■ Objective: Go through the data and copy every line exactly, but not the images.

Data records
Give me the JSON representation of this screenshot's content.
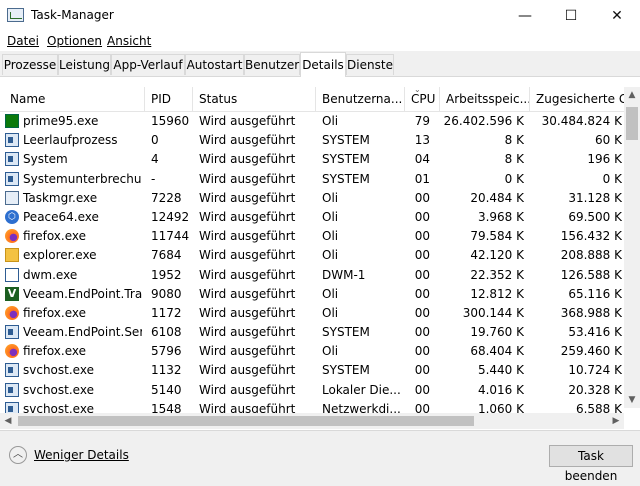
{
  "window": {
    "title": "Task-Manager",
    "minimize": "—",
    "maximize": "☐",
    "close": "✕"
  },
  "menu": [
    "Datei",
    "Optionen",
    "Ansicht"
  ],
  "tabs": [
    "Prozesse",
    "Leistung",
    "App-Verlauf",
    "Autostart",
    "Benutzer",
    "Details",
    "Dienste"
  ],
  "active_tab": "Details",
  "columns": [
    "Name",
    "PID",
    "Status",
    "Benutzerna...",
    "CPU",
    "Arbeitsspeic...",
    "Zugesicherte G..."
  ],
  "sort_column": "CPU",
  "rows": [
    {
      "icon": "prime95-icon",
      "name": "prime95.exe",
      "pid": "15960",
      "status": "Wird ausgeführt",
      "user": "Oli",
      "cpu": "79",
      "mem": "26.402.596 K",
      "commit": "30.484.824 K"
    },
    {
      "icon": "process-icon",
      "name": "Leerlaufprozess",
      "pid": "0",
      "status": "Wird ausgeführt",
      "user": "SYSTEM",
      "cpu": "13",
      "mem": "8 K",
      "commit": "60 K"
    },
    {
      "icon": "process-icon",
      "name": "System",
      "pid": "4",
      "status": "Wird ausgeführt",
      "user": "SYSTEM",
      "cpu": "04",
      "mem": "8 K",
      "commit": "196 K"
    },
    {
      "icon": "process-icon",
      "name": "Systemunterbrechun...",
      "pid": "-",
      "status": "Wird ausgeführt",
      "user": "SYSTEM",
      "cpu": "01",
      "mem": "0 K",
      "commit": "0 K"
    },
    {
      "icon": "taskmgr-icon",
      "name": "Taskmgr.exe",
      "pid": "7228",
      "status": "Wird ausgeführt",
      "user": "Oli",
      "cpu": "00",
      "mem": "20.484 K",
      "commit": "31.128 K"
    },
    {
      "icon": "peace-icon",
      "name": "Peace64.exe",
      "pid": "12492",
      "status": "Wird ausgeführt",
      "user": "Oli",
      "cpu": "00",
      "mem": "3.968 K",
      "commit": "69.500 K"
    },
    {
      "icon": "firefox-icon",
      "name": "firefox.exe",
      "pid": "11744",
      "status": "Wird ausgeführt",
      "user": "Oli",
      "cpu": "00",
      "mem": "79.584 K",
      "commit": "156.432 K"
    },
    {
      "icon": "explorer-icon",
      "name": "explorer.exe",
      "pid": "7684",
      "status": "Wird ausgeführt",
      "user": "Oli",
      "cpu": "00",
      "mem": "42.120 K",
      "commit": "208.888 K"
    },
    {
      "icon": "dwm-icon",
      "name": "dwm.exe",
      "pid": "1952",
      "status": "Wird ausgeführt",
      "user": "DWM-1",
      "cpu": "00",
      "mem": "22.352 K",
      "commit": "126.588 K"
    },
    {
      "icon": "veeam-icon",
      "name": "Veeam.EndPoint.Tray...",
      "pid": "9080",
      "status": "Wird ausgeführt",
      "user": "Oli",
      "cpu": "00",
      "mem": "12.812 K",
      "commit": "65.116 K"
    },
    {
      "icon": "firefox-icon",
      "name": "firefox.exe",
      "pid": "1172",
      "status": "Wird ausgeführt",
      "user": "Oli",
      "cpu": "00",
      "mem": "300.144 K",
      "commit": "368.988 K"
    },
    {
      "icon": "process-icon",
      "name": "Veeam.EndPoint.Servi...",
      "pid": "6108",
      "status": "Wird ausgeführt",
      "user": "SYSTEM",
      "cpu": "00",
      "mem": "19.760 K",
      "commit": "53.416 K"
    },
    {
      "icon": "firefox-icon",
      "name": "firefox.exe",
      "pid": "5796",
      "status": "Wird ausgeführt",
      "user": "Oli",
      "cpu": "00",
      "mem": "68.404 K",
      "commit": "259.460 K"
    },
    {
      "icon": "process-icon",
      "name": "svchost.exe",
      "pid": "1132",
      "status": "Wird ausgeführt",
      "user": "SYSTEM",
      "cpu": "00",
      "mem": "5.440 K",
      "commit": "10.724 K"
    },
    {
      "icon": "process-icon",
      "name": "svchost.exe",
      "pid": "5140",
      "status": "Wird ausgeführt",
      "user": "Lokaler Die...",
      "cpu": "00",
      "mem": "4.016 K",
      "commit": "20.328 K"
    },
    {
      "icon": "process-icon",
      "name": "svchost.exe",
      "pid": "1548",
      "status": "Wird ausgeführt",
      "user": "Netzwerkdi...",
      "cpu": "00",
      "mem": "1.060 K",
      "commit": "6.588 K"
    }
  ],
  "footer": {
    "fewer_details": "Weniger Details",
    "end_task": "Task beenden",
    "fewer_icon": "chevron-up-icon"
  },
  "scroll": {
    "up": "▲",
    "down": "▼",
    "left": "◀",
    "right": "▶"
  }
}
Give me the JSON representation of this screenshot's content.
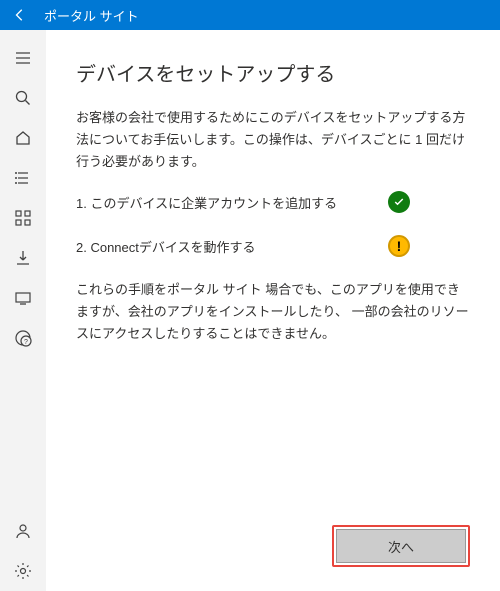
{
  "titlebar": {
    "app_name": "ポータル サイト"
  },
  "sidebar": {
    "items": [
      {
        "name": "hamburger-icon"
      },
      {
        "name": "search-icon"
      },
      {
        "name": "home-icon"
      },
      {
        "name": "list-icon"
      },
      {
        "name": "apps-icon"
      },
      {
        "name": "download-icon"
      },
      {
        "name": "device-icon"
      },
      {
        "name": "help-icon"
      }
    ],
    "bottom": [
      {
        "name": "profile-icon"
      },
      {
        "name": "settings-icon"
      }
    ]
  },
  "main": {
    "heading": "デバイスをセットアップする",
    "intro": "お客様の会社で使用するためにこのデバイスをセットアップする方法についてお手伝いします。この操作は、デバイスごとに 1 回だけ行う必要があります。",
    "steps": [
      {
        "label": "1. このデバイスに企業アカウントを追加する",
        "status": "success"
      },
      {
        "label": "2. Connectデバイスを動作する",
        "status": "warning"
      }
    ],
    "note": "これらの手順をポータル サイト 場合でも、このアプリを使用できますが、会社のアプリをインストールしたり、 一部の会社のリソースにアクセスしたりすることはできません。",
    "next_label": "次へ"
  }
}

■ Full response:
Give me the JSON representation of this screenshot's content.
{
  "window": {
    "title": "Task-Manager",
    "minimize": "—",
    "maximize": "☐",
    "close": "✕"
  },
  "menu": [
    "Datei",
    "Optionen",
    "Ansicht"
  ],
  "tabs": [
    "Prozesse",
    "Leistung",
    "App-Verlauf",
    "Autostart",
    "Benutzer",
    "Details",
    "Dienste"
  ],
  "active_tab": "Details",
  "columns": [
    "Name",
    "PID",
    "Status",
    "Benutzerna...",
    "CPU",
    "Arbeitsspeic...",
    "Zugesicherte G..."
  ],
  "sort_column": "CPU",
  "rows": [
    {
      "icon": "prime95-icon",
      "name": "prime95.exe",
      "pid": "15960",
      "status": "Wird ausgeführt",
      "user": "Oli",
      "cpu": "79",
      "mem": "26.402.596 K",
      "commit": "30.484.824 K"
    },
    {
      "icon": "process-icon",
      "name": "Leerlaufprozess",
      "pid": "0",
      "status": "Wird ausgeführt",
      "user": "SYSTEM",
      "cpu": "13",
      "mem": "8 K",
      "commit": "60 K"
    },
    {
      "icon": "process-icon",
      "name": "System",
      "pid": "4",
      "status": "Wird ausgeführt",
      "user": "SYSTEM",
      "cpu": "04",
      "mem": "8 K",
      "commit": "196 K"
    },
    {
      "icon": "process-icon",
      "name": "Systemunterbrechun...",
      "pid": "-",
      "status": "Wird ausgeführt",
      "user": "SYSTEM",
      "cpu": "01",
      "mem": "0 K",
      "commit": "0 K"
    },
    {
      "icon": "taskmgr-icon",
      "name": "Taskmgr.exe",
      "pid": "7228",
      "status": "Wird ausgeführt",
      "user": "Oli",
      "cpu": "00",
      "mem": "20.484 K",
      "commit": "31.128 K"
    },
    {
      "icon": "peace-icon",
      "name": "Peace64.exe",
      "pid": "12492",
      "status": "Wird ausgeführt",
      "user": "Oli",
      "cpu": "00",
      "mem": "3.968 K",
      "commit": "69.500 K"
    },
    {
      "icon": "firefox-icon",
      "name": "firefox.exe",
      "pid": "11744",
      "status": "Wird ausgeführt",
      "user": "Oli",
      "cpu": "00",
      "mem": "79.584 K",
      "commit": "156.432 K"
    },
    {
      "icon": "explorer-icon",
      "name": "explorer.exe",
      "pid": "7684",
      "status": "Wird ausgeführt",
      "user": "Oli",
      "cpu": "00",
      "mem": "42.120 K",
      "commit": "208.888 K"
    },
    {
      "icon": "dwm-icon",
      "name": "dwm.exe",
      "pid": "1952",
      "status": "Wird ausgeführt",
      "user": "DWM-1",
      "cpu": "00",
      "mem": "22.352 K",
      "commit": "126.588 K"
    },
    {
      "icon": "veeam-icon",
      "name": "Veeam.EndPoint.Tray...",
      "pid": "9080",
      "status": "Wird ausgeführt",
      "user": "Oli",
      "cpu": "00",
      "mem": "12.812 K",
      "commit": "65.116 K"
    },
    {
      "icon": "firefox-icon",
      "name": "firefox.exe",
      "pid": "1172",
      "status": "Wird ausgeführt",
      "user": "Oli",
      "cpu": "00",
      "mem": "300.144 K",
      "commit": "368.988 K"
    },
    {
      "icon": "process-icon",
      "name": "Veeam.EndPoint.Servi...",
      "pid": "6108",
      "status": "Wird ausgeführt",
      "user": "SYSTEM",
      "cpu": "00",
      "mem": "19.760 K",
      "commit": "53.416 K"
    },
    {
      "icon": "firefox-icon",
      "name": "firefox.exe",
      "pid": "5796",
      "status": "Wird ausgeführt",
      "user": "Oli",
      "cpu": "00",
      "mem": "68.404 K",
      "commit": "259.460 K"
    },
    {
      "icon": "process-icon",
      "name": "svchost.exe",
      "pid": "1132",
      "status": "Wird ausgeführt",
      "user": "SYSTEM",
      "cpu": "00",
      "mem": "5.440 K",
      "commit": "10.724 K"
    },
    {
      "icon": "process-icon",
      "name": "svchost.exe",
      "pid": "5140",
      "status": "Wird ausgeführt",
      "user": "Lokaler Die...",
      "cpu": "00",
      "mem": "4.016 K",
      "commit": "20.328 K"
    },
    {
      "icon": "process-icon",
      "name": "svchost.exe",
      "pid": "1548",
      "status": "Wird ausgeführt",
      "user": "Netzwerkdi...",
      "cpu": "00",
      "mem": "1.060 K",
      "commit": "6.588 K"
    }
  ],
  "footer": {
    "fewer_details": "Weniger Details",
    "end_task": "Task beenden",
    "fewer_icon": "chevron-up-icon"
  },
  "scroll": {
    "up": "▲",
    "down": "▼",
    "left": "◀",
    "right": "▶"
  }
}
Give me the JSON representation of this screenshot's content.
{
  "titlebar": {
    "app_name": "ポータル サイト"
  },
  "sidebar": {
    "items": [
      {
        "name": "hamburger-icon"
      },
      {
        "name": "search-icon"
      },
      {
        "name": "home-icon"
      },
      {
        "name": "list-icon"
      },
      {
        "name": "apps-icon"
      },
      {
        "name": "download-icon"
      },
      {
        "name": "device-icon"
      },
      {
        "name": "help-icon"
      }
    ],
    "bottom": [
      {
        "name": "profile-icon"
      },
      {
        "name": "settings-icon"
      }
    ]
  },
  "main": {
    "heading": "デバイスをセットアップする",
    "intro": "お客様の会社で使用するためにこのデバイスをセットアップする方法についてお手伝いします。この操作は、デバイスごとに 1 回だけ行う必要があります。",
    "steps": [
      {
        "label": "1. このデバイスに企業アカウントを追加する",
        "status": "success"
      },
      {
        "label": "2. Connectデバイスを動作する",
        "status": "warning"
      }
    ],
    "note": "これらの手順をポータル サイト 場合でも、このアプリを使用できますが、会社のアプリをインストールしたり、 一部の会社のリソースにアクセスしたりすることはできません。",
    "next_label": "次へ"
  }
}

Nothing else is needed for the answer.